_SET PROBLEM_
In the entries below, count every line containing "Reference". Reply with the number alone.

_INFORMATION SUPPLIED_
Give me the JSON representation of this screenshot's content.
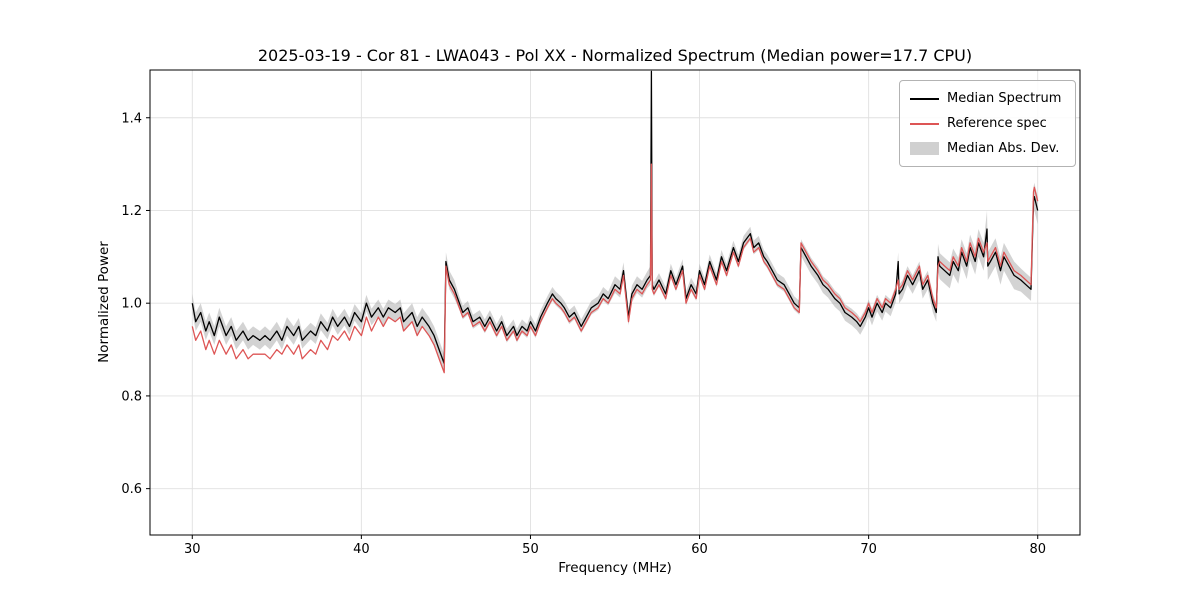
{
  "title": "2025-03-19 - Cor 81 - LWA043 - Pol XX - Normalized Spectrum (Median power=17.7 CPU)",
  "xlabel": "Frequency (MHz)",
  "ylabel": "Normalized Power",
  "legend": {
    "items": [
      {
        "label": "Median Spectrum",
        "color": "#000000",
        "type": "line"
      },
      {
        "label": "Reference spec",
        "color": "#dd5555",
        "type": "line"
      },
      {
        "label": "Median Abs. Dev.",
        "color": "#c0c0c0",
        "type": "patch"
      }
    ]
  },
  "chart_data": {
    "type": "line",
    "title": "2025-03-19 - Cor 81 - LWA043 - Pol XX - Normalized Spectrum (Median power=17.7 CPU)",
    "xlabel": "Frequency (MHz)",
    "ylabel": "Normalized Power",
    "xlim": [
      27.5,
      82.5
    ],
    "ylim": [
      0.5,
      1.503
    ],
    "xticks": [
      30,
      40,
      50,
      60,
      70,
      80
    ],
    "xtick_labels": [
      "30",
      "40",
      "50",
      "60",
      "70",
      "80"
    ],
    "yticks": [
      0.6,
      0.8,
      1.0,
      1.2,
      1.4
    ],
    "ytick_labels": [
      "0.6",
      "0.8",
      "1.0",
      "1.2",
      "1.4"
    ],
    "grid": true,
    "legend_position": "upper right",
    "x": [
      30.0,
      30.2,
      30.5,
      30.8,
      31.0,
      31.3,
      31.6,
      32.0,
      32.3,
      32.6,
      33.0,
      33.3,
      33.6,
      34.0,
      34.3,
      34.6,
      35.0,
      35.3,
      35.6,
      36.0,
      36.3,
      36.5,
      37.0,
      37.3,
      37.6,
      38.0,
      38.3,
      38.6,
      39.0,
      39.3,
      39.6,
      40.0,
      40.3,
      40.6,
      41.0,
      41.3,
      41.6,
      42.0,
      42.3,
      42.5,
      43.0,
      43.3,
      43.6,
      44.0,
      44.3,
      44.6,
      44.9,
      45.0,
      45.2,
      45.5,
      45.8,
      46.0,
      46.3,
      46.6,
      47.0,
      47.3,
      47.6,
      48.0,
      48.3,
      48.6,
      49.0,
      49.2,
      49.5,
      49.8,
      50.0,
      50.3,
      50.6,
      51.0,
      51.3,
      51.5,
      51.8,
      52.0,
      52.3,
      52.6,
      53.0,
      53.3,
      53.6,
      54.0,
      54.3,
      54.6,
      55.0,
      55.3,
      55.5,
      55.8,
      56.0,
      56.3,
      56.6,
      56.9,
      57.1,
      57.15,
      57.2,
      57.3,
      57.6,
      58.0,
      58.3,
      58.6,
      59.0,
      59.2,
      59.5,
      59.8,
      60.0,
      60.3,
      60.6,
      61.0,
      61.3,
      61.6,
      62.0,
      62.3,
      62.6,
      63.0,
      63.2,
      63.5,
      63.8,
      64.0,
      64.3,
      64.6,
      65.0,
      65.3,
      65.6,
      65.9,
      66.0,
      66.3,
      66.6,
      67.0,
      67.3,
      67.6,
      68.0,
      68.3,
      68.6,
      69.0,
      69.3,
      69.5,
      69.8,
      70.0,
      70.2,
      70.5,
      70.8,
      71.0,
      71.3,
      71.6,
      71.75,
      71.8,
      72.0,
      72.3,
      72.6,
      73.0,
      73.2,
      73.5,
      73.8,
      74.0,
      74.1,
      74.2,
      74.5,
      74.8,
      75.0,
      75.3,
      75.5,
      75.8,
      76.0,
      76.3,
      76.5,
      76.8,
      77.0,
      77.05,
      77.2,
      77.5,
      77.8,
      78.0,
      78.3,
      78.6,
      79.0,
      79.3,
      79.6,
      79.75,
      79.8,
      80.0
    ],
    "series": [
      {
        "name": "Median Spectrum",
        "color": "#000000",
        "values": [
          1.0,
          0.96,
          0.98,
          0.94,
          0.96,
          0.93,
          0.97,
          0.93,
          0.95,
          0.92,
          0.94,
          0.92,
          0.93,
          0.92,
          0.93,
          0.92,
          0.94,
          0.92,
          0.95,
          0.93,
          0.95,
          0.92,
          0.94,
          0.93,
          0.96,
          0.94,
          0.97,
          0.95,
          0.97,
          0.95,
          0.98,
          0.96,
          1.0,
          0.97,
          0.99,
          0.97,
          0.99,
          0.98,
          0.99,
          0.96,
          0.98,
          0.95,
          0.97,
          0.95,
          0.93,
          0.9,
          0.87,
          1.09,
          1.05,
          1.03,
          1.0,
          0.98,
          0.99,
          0.96,
          0.97,
          0.95,
          0.97,
          0.94,
          0.96,
          0.93,
          0.95,
          0.93,
          0.95,
          0.94,
          0.96,
          0.94,
          0.97,
          1.0,
          1.02,
          1.01,
          1.0,
          0.99,
          0.97,
          0.98,
          0.95,
          0.97,
          0.99,
          1.0,
          1.02,
          1.01,
          1.04,
          1.03,
          1.07,
          0.97,
          1.02,
          1.04,
          1.03,
          1.05,
          1.06,
          1.5,
          1.04,
          1.03,
          1.05,
          1.02,
          1.07,
          1.04,
          1.08,
          1.01,
          1.04,
          1.02,
          1.07,
          1.04,
          1.09,
          1.05,
          1.1,
          1.07,
          1.12,
          1.09,
          1.13,
          1.15,
          1.12,
          1.13,
          1.1,
          1.09,
          1.07,
          1.05,
          1.04,
          1.02,
          1.0,
          0.99,
          1.12,
          1.1,
          1.08,
          1.06,
          1.04,
          1.03,
          1.01,
          1.0,
          0.98,
          0.97,
          0.96,
          0.95,
          0.97,
          0.99,
          0.97,
          1.0,
          0.98,
          1.0,
          0.99,
          1.02,
          1.09,
          1.02,
          1.03,
          1.06,
          1.04,
          1.07,
          1.03,
          1.05,
          1.0,
          0.98,
          1.1,
          1.08,
          1.07,
          1.06,
          1.09,
          1.07,
          1.11,
          1.08,
          1.12,
          1.09,
          1.13,
          1.1,
          1.16,
          1.08,
          1.09,
          1.11,
          1.07,
          1.1,
          1.08,
          1.06,
          1.05,
          1.04,
          1.03,
          1.22,
          1.23,
          1.2
        ]
      },
      {
        "name": "Reference spec",
        "color": "#dd5555",
        "values": [
          0.95,
          0.92,
          0.94,
          0.9,
          0.92,
          0.89,
          0.92,
          0.89,
          0.91,
          0.88,
          0.9,
          0.88,
          0.89,
          0.89,
          0.89,
          0.88,
          0.9,
          0.89,
          0.91,
          0.89,
          0.91,
          0.88,
          0.9,
          0.89,
          0.92,
          0.9,
          0.93,
          0.92,
          0.94,
          0.92,
          0.95,
          0.93,
          0.97,
          0.94,
          0.97,
          0.95,
          0.97,
          0.96,
          0.97,
          0.94,
          0.96,
          0.93,
          0.95,
          0.93,
          0.91,
          0.88,
          0.85,
          1.08,
          1.04,
          1.02,
          0.99,
          0.97,
          0.98,
          0.95,
          0.96,
          0.94,
          0.96,
          0.93,
          0.95,
          0.92,
          0.94,
          0.92,
          0.94,
          0.93,
          0.95,
          0.93,
          0.96,
          0.99,
          1.01,
          1.0,
          0.99,
          0.98,
          0.96,
          0.97,
          0.94,
          0.96,
          0.98,
          0.99,
          1.01,
          1.0,
          1.03,
          1.02,
          1.06,
          0.96,
          1.01,
          1.03,
          1.02,
          1.04,
          1.05,
          1.3,
          1.03,
          1.02,
          1.04,
          1.01,
          1.06,
          1.03,
          1.07,
          1.0,
          1.03,
          1.01,
          1.06,
          1.03,
          1.08,
          1.04,
          1.09,
          1.06,
          1.11,
          1.08,
          1.12,
          1.14,
          1.11,
          1.12,
          1.09,
          1.08,
          1.06,
          1.04,
          1.03,
          1.01,
          0.99,
          0.98,
          1.13,
          1.11,
          1.09,
          1.07,
          1.05,
          1.04,
          1.02,
          1.01,
          0.99,
          0.98,
          0.97,
          0.96,
          0.98,
          1.0,
          0.98,
          1.01,
          0.99,
          1.01,
          1.0,
          1.03,
          1.05,
          1.03,
          1.04,
          1.07,
          1.05,
          1.08,
          1.04,
          1.06,
          1.01,
          0.99,
          1.08,
          1.09,
          1.08,
          1.07,
          1.1,
          1.08,
          1.12,
          1.09,
          1.13,
          1.1,
          1.14,
          1.11,
          1.13,
          1.09,
          1.1,
          1.12,
          1.08,
          1.11,
          1.09,
          1.07,
          1.06,
          1.05,
          1.04,
          1.24,
          1.25,
          1.22
        ]
      }
    ],
    "band": {
      "name": "Median Abs. Dev.",
      "color": "#9e9e9e",
      "opacity": 0.45,
      "half_width": [
        0.02,
        0.02,
        0.02,
        0.02,
        0.02,
        0.02,
        0.02,
        0.02,
        0.02,
        0.02,
        0.02,
        0.02,
        0.02,
        0.02,
        0.02,
        0.02,
        0.02,
        0.02,
        0.02,
        0.02,
        0.018,
        0.018,
        0.018,
        0.018,
        0.018,
        0.018,
        0.018,
        0.018,
        0.018,
        0.018,
        0.018,
        0.018,
        0.018,
        0.018,
        0.018,
        0.018,
        0.018,
        0.018,
        0.018,
        0.018,
        0.02,
        0.02,
        0.02,
        0.02,
        0.02,
        0.02,
        0.02,
        0.02,
        0.02,
        0.02,
        0.015,
        0.015,
        0.015,
        0.015,
        0.015,
        0.015,
        0.015,
        0.015,
        0.015,
        0.015,
        0.015,
        0.015,
        0.015,
        0.015,
        0.015,
        0.015,
        0.015,
        0.015,
        0.015,
        0.015,
        0.015,
        0.015,
        0.015,
        0.015,
        0.015,
        0.015,
        0.015,
        0.015,
        0.015,
        0.015,
        0.018,
        0.018,
        0.018,
        0.018,
        0.018,
        0.018,
        0.018,
        0.018,
        0.02,
        0.02,
        0.015,
        0.015,
        0.015,
        0.015,
        0.015,
        0.015,
        0.015,
        0.015,
        0.015,
        0.015,
        0.015,
        0.015,
        0.015,
        0.015,
        0.015,
        0.015,
        0.015,
        0.015,
        0.015,
        0.015,
        0.015,
        0.015,
        0.015,
        0.015,
        0.015,
        0.015,
        0.015,
        0.015,
        0.015,
        0.015,
        0.018,
        0.018,
        0.018,
        0.018,
        0.018,
        0.018,
        0.018,
        0.018,
        0.018,
        0.018,
        0.018,
        0.018,
        0.018,
        0.018,
        0.018,
        0.018,
        0.018,
        0.018,
        0.018,
        0.018,
        0.02,
        0.02,
        0.02,
        0.02,
        0.02,
        0.02,
        0.02,
        0.02,
        0.02,
        0.02,
        0.028,
        0.028,
        0.028,
        0.028,
        0.028,
        0.028,
        0.028,
        0.028,
        0.028,
        0.028,
        0.03,
        0.03,
        0.04,
        0.03,
        0.03,
        0.03,
        0.03,
        0.03,
        0.03,
        0.03,
        0.025,
        0.025,
        0.025,
        0.03,
        0.03,
        0.03
      ]
    }
  }
}
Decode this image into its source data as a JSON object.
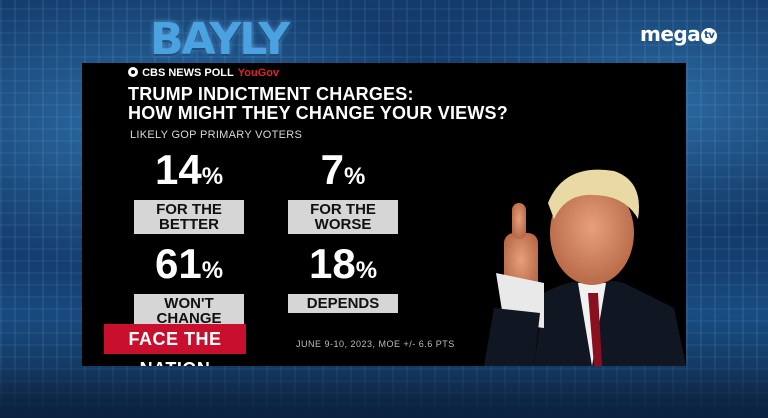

_THE RESULT_
2